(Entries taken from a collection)
-.-.-

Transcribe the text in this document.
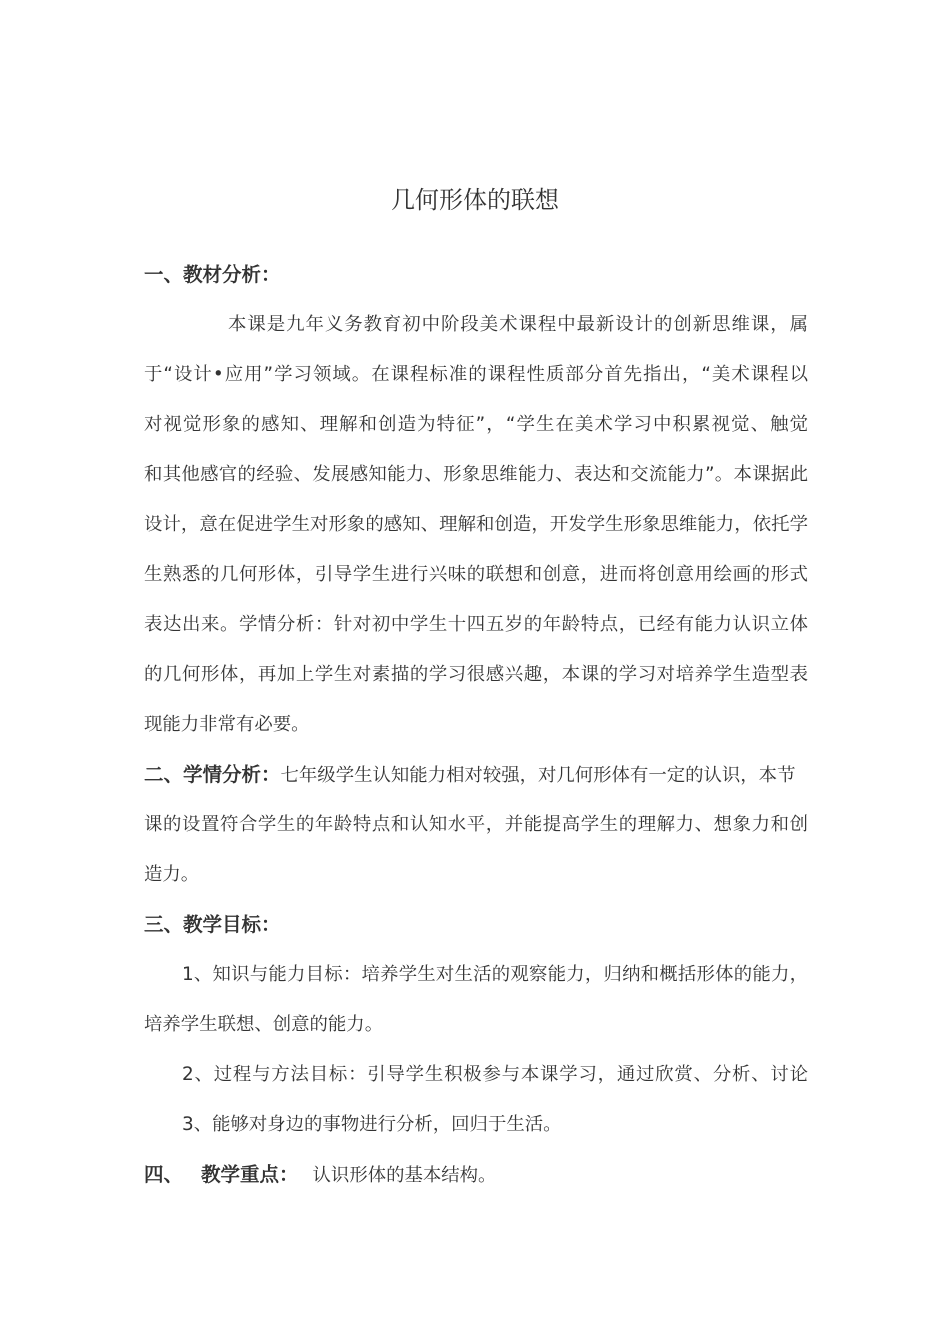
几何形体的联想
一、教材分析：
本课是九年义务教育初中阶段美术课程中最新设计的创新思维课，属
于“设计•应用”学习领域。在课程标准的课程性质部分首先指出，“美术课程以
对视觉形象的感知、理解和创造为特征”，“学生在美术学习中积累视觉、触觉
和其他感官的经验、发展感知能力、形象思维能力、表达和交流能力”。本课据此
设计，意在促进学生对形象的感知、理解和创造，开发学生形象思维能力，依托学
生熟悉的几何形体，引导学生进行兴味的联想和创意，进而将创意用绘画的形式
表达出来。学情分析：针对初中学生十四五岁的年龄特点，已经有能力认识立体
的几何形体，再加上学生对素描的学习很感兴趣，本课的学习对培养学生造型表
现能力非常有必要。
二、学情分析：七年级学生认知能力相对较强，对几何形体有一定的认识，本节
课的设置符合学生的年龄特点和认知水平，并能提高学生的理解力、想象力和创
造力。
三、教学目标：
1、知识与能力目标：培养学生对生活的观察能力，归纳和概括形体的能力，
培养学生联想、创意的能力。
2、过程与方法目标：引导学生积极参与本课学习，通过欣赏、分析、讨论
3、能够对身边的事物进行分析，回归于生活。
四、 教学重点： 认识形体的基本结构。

-.-.-

** YOUR TASK **
Every entry above should be duplicated exactly. Do not include the images.

** TASK SOLUTION **
Transcribe the text in this document.
几何形体的联想
一、教材分析：
本课是九年义务教育初中阶段美术课程中最新设计的创新思维课，属
于“设计•应用”学习领域。在课程标准的课程性质部分首先指出，“美术课程以
对视觉形象的感知、理解和创造为特征”，“学生在美术学习中积累视觉、触觉
和其他感官的经验、发展感知能力、形象思维能力、表达和交流能力”。本课据此
设计，意在促进学生对形象的感知、理解和创造，开发学生形象思维能力，依托学
生熟悉的几何形体，引导学生进行兴味的联想和创意，进而将创意用绘画的形式
表达出来。学情分析：针对初中学生十四五岁的年龄特点，已经有能力认识立体
的几何形体，再加上学生对素描的学习很感兴趣，本课的学习对培养学生造型表
现能力非常有必要。
二、学情分析：七年级学生认知能力相对较强，对几何形体有一定的认识，本节
课的设置符合学生的年龄特点和认知水平，并能提高学生的理解力、想象力和创
造力。
三、教学目标：
1、知识与能力目标：培养学生对生活的观察能力，归纳和概括形体的能力，
培养学生联想、创意的能力。
2、过程与方法目标：引导学生积极参与本课学习，通过欣赏、分析、讨论
3、能够对身边的事物进行分析，回归于生活。
四、 教学重点： 认识形体的基本结构。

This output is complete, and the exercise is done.